What is asked: Set the listing down again exactly, please, apart from its pictures.

Record set:
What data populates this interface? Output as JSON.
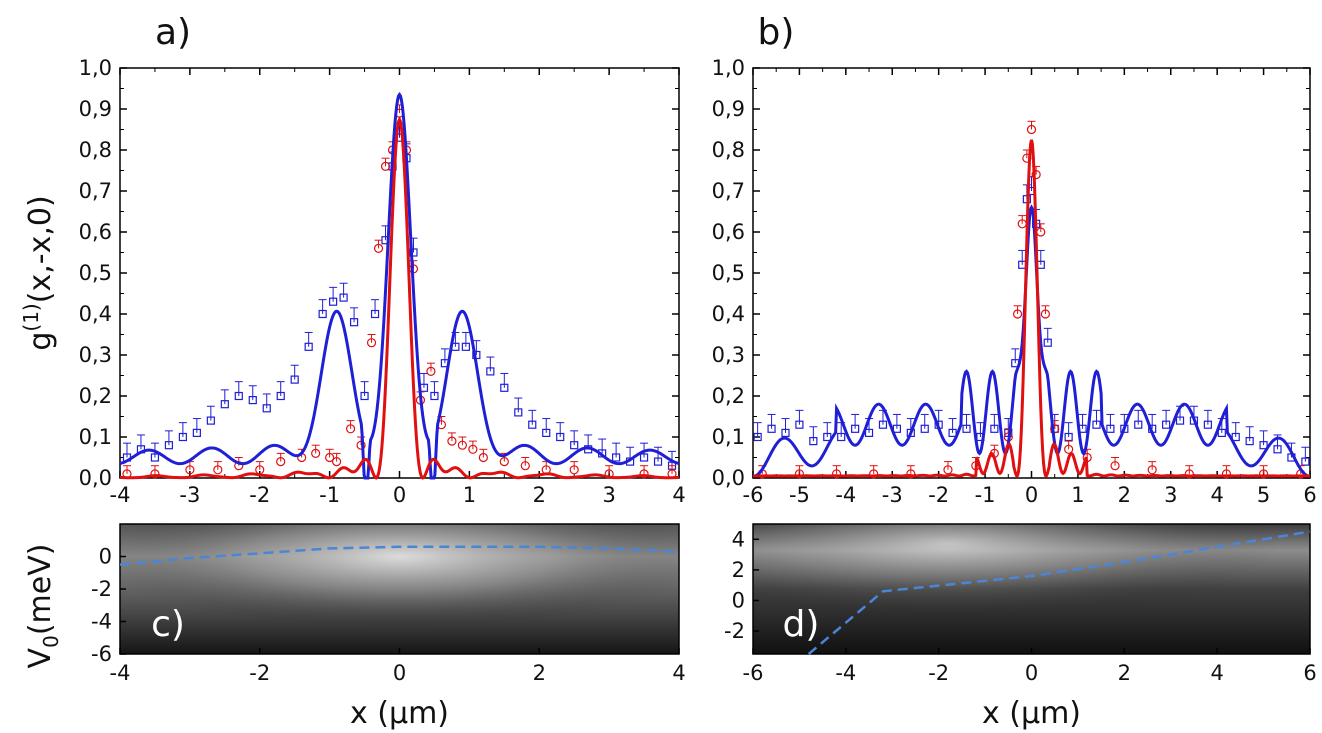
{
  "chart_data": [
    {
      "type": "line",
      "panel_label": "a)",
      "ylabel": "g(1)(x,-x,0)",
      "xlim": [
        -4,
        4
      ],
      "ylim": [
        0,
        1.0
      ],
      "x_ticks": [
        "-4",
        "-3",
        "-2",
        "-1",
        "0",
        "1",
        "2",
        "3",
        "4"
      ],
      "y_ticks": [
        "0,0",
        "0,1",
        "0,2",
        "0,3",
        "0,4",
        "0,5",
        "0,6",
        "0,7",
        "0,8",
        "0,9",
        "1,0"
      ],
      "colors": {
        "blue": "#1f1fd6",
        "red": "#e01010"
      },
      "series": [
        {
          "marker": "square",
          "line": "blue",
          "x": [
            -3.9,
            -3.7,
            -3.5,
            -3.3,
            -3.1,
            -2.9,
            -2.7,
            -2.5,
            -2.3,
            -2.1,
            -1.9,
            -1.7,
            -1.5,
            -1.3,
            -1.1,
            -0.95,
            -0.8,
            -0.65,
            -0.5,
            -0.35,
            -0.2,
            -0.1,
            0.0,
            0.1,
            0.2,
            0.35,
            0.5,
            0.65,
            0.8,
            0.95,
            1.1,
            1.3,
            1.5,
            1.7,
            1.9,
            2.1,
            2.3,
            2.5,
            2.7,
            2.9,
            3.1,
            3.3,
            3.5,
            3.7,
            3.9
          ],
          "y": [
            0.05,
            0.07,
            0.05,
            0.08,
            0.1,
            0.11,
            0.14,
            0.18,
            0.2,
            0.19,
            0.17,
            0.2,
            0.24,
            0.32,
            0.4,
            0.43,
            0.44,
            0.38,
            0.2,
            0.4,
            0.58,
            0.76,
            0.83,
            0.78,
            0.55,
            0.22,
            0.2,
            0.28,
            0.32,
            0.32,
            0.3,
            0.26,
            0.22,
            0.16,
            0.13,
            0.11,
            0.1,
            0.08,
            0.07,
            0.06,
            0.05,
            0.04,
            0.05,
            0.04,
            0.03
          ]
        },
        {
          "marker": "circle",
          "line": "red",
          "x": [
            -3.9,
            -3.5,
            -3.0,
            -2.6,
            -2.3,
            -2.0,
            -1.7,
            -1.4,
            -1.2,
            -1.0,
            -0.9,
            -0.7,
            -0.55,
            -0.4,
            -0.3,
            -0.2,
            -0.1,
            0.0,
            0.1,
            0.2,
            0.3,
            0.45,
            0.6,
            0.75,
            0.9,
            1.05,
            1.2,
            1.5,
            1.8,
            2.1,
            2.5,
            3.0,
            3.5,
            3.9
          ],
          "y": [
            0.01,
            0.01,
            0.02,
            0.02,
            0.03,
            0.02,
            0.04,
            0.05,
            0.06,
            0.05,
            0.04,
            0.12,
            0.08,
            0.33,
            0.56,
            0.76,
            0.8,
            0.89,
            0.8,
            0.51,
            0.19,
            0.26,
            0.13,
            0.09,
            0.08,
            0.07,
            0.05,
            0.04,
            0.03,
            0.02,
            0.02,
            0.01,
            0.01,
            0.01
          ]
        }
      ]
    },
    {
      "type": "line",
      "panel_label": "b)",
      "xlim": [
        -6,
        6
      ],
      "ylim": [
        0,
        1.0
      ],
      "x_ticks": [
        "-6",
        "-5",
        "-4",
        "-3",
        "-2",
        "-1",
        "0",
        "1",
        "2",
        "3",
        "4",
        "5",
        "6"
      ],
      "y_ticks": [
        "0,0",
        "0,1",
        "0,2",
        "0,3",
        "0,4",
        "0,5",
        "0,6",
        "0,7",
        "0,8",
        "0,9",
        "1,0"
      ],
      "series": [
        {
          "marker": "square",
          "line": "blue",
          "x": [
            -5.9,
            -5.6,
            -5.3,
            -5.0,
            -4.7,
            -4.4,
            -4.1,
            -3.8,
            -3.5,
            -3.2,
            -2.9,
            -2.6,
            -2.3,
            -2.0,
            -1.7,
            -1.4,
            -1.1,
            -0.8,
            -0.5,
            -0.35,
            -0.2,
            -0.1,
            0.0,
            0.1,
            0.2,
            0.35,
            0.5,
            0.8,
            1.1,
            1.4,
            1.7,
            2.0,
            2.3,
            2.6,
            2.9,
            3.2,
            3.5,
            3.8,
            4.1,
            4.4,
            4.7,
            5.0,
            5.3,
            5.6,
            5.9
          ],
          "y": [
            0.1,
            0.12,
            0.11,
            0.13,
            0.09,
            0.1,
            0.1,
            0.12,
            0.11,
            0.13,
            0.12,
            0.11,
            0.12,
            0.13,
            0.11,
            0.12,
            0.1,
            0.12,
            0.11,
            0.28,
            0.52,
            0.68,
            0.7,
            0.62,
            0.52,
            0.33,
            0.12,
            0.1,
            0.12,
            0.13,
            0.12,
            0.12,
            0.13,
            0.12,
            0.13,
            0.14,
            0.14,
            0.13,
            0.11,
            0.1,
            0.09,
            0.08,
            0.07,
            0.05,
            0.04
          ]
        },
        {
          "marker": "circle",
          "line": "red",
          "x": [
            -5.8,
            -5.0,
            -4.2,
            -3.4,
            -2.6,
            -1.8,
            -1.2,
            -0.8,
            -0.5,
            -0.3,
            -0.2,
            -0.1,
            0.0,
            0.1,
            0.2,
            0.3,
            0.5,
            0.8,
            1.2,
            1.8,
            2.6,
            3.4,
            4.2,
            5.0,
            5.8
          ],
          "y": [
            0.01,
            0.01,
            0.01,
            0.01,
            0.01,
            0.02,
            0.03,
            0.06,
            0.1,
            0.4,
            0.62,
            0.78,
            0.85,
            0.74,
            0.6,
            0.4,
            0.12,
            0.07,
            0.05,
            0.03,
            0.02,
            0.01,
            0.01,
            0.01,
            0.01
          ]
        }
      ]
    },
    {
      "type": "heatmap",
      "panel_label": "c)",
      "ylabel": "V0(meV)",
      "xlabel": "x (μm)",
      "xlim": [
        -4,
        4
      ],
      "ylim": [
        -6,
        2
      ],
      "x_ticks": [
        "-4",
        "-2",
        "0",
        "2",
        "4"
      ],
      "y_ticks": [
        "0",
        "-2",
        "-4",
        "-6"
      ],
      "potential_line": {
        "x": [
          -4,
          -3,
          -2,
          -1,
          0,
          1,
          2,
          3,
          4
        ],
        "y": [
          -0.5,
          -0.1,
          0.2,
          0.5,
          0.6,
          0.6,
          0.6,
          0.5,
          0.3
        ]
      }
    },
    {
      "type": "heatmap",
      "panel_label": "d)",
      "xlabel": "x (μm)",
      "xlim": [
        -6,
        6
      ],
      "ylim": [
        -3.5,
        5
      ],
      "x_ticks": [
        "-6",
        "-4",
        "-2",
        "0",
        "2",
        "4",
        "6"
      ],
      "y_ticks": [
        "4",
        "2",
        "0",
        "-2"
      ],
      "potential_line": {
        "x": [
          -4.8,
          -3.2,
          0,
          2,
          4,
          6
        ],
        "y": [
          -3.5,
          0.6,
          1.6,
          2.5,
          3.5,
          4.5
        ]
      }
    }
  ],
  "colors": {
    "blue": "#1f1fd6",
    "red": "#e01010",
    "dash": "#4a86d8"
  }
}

The reply:
What data populates this interface? Output as JSON.
{
  "chart_data": [
    {
      "type": "line",
      "panel_label": "a)",
      "ylabel": "g(1)(x,-x,0)",
      "xlim": [
        -4,
        4
      ],
      "ylim": [
        0,
        1.0
      ],
      "x_ticks": [
        "-4",
        "-3",
        "-2",
        "-1",
        "0",
        "1",
        "2",
        "3",
        "4"
      ],
      "y_ticks": [
        "0,0",
        "0,1",
        "0,2",
        "0,3",
        "0,4",
        "0,5",
        "0,6",
        "0,7",
        "0,8",
        "0,9",
        "1,0"
      ],
      "colors": {
        "blue": "#1f1fd6",
        "red": "#e01010"
      },
      "series": [
        {
          "marker": "square",
          "line": "blue",
          "x": [
            -3.9,
            -3.7,
            -3.5,
            -3.3,
            -3.1,
            -2.9,
            -2.7,
            -2.5,
            -2.3,
            -2.1,
            -1.9,
            -1.7,
            -1.5,
            -1.3,
            -1.1,
            -0.95,
            -0.8,
            -0.65,
            -0.5,
            -0.35,
            -0.2,
            -0.1,
            0.0,
            0.1,
            0.2,
            0.35,
            0.5,
            0.65,
            0.8,
            0.95,
            1.1,
            1.3,
            1.5,
            1.7,
            1.9,
            2.1,
            2.3,
            2.5,
            2.7,
            2.9,
            3.1,
            3.3,
            3.5,
            3.7,
            3.9
          ],
          "y": [
            0.05,
            0.07,
            0.05,
            0.08,
            0.1,
            0.11,
            0.14,
            0.18,
            0.2,
            0.19,
            0.17,
            0.2,
            0.24,
            0.32,
            0.4,
            0.43,
            0.44,
            0.38,
            0.2,
            0.4,
            0.58,
            0.76,
            0.83,
            0.78,
            0.55,
            0.22,
            0.2,
            0.28,
            0.32,
            0.32,
            0.3,
            0.26,
            0.22,
            0.16,
            0.13,
            0.11,
            0.1,
            0.08,
            0.07,
            0.06,
            0.05,
            0.04,
            0.05,
            0.04,
            0.03
          ]
        },
        {
          "marker": "circle",
          "line": "red",
          "x": [
            -3.9,
            -3.5,
            -3.0,
            -2.6,
            -2.3,
            -2.0,
            -1.7,
            -1.4,
            -1.2,
            -1.0,
            -0.9,
            -0.7,
            -0.55,
            -0.4,
            -0.3,
            -0.2,
            -0.1,
            0.0,
            0.1,
            0.2,
            0.3,
            0.45,
            0.6,
            0.75,
            0.9,
            1.05,
            1.2,
            1.5,
            1.8,
            2.1,
            2.5,
            3.0,
            3.5,
            3.9
          ],
          "y": [
            0.01,
            0.01,
            0.02,
            0.02,
            0.03,
            0.02,
            0.04,
            0.05,
            0.06,
            0.05,
            0.04,
            0.12,
            0.08,
            0.33,
            0.56,
            0.76,
            0.8,
            0.89,
            0.8,
            0.51,
            0.19,
            0.26,
            0.13,
            0.09,
            0.08,
            0.07,
            0.05,
            0.04,
            0.03,
            0.02,
            0.02,
            0.01,
            0.01,
            0.01
          ]
        }
      ]
    },
    {
      "type": "line",
      "panel_label": "b)",
      "xlim": [
        -6,
        6
      ],
      "ylim": [
        0,
        1.0
      ],
      "x_ticks": [
        "-6",
        "-5",
        "-4",
        "-3",
        "-2",
        "-1",
        "0",
        "1",
        "2",
        "3",
        "4",
        "5",
        "6"
      ],
      "y_ticks": [
        "0,0",
        "0,1",
        "0,2",
        "0,3",
        "0,4",
        "0,5",
        "0,6",
        "0,7",
        "0,8",
        "0,9",
        "1,0"
      ],
      "series": [
        {
          "marker": "square",
          "line": "blue",
          "x": [
            -5.9,
            -5.6,
            -5.3,
            -5.0,
            -4.7,
            -4.4,
            -4.1,
            -3.8,
            -3.5,
            -3.2,
            -2.9,
            -2.6,
            -2.3,
            -2.0,
            -1.7,
            -1.4,
            -1.1,
            -0.8,
            -0.5,
            -0.35,
            -0.2,
            -0.1,
            0.0,
            0.1,
            0.2,
            0.35,
            0.5,
            0.8,
            1.1,
            1.4,
            1.7,
            2.0,
            2.3,
            2.6,
            2.9,
            3.2,
            3.5,
            3.8,
            4.1,
            4.4,
            4.7,
            5.0,
            5.3,
            5.6,
            5.9
          ],
          "y": [
            0.1,
            0.12,
            0.11,
            0.13,
            0.09,
            0.1,
            0.1,
            0.12,
            0.11,
            0.13,
            0.12,
            0.11,
            0.12,
            0.13,
            0.11,
            0.12,
            0.1,
            0.12,
            0.11,
            0.28,
            0.52,
            0.68,
            0.7,
            0.62,
            0.52,
            0.33,
            0.12,
            0.1,
            0.12,
            0.13,
            0.12,
            0.12,
            0.13,
            0.12,
            0.13,
            0.14,
            0.14,
            0.13,
            0.11,
            0.1,
            0.09,
            0.08,
            0.07,
            0.05,
            0.04
          ]
        },
        {
          "marker": "circle",
          "line": "red",
          "x": [
            -5.8,
            -5.0,
            -4.2,
            -3.4,
            -2.6,
            -1.8,
            -1.2,
            -0.8,
            -0.5,
            -0.3,
            -0.2,
            -0.1,
            0.0,
            0.1,
            0.2,
            0.3,
            0.5,
            0.8,
            1.2,
            1.8,
            2.6,
            3.4,
            4.2,
            5.0,
            5.8
          ],
          "y": [
            0.01,
            0.01,
            0.01,
            0.01,
            0.01,
            0.02,
            0.03,
            0.06,
            0.1,
            0.4,
            0.62,
            0.78,
            0.85,
            0.74,
            0.6,
            0.4,
            0.12,
            0.07,
            0.05,
            0.03,
            0.02,
            0.01,
            0.01,
            0.01,
            0.01
          ]
        }
      ]
    },
    {
      "type": "heatmap",
      "panel_label": "c)",
      "ylabel": "V0(meV)",
      "xlabel": "x (μm)",
      "xlim": [
        -4,
        4
      ],
      "ylim": [
        -6,
        2
      ],
      "x_ticks": [
        "-4",
        "-2",
        "0",
        "2",
        "4"
      ],
      "y_ticks": [
        "0",
        "-2",
        "-4",
        "-6"
      ],
      "potential_line": {
        "x": [
          -4,
          -3,
          -2,
          -1,
          0,
          1,
          2,
          3,
          4
        ],
        "y": [
          -0.5,
          -0.1,
          0.2,
          0.5,
          0.6,
          0.6,
          0.6,
          0.5,
          0.3
        ]
      }
    },
    {
      "type": "heatmap",
      "panel_label": "d)",
      "xlabel": "x (μm)",
      "xlim": [
        -6,
        6
      ],
      "ylim": [
        -3.5,
        5
      ],
      "x_ticks": [
        "-6",
        "-4",
        "-2",
        "0",
        "2",
        "4",
        "6"
      ],
      "y_ticks": [
        "4",
        "2",
        "0",
        "-2"
      ],
      "potential_line": {
        "x": [
          -4.8,
          -3.2,
          0,
          2,
          4,
          6
        ],
        "y": [
          -3.5,
          0.6,
          1.6,
          2.5,
          3.5,
          4.5
        ]
      }
    }
  ],
  "colors": {
    "blue": "#1f1fd6",
    "red": "#e01010",
    "dash": "#4a86d8"
  }
}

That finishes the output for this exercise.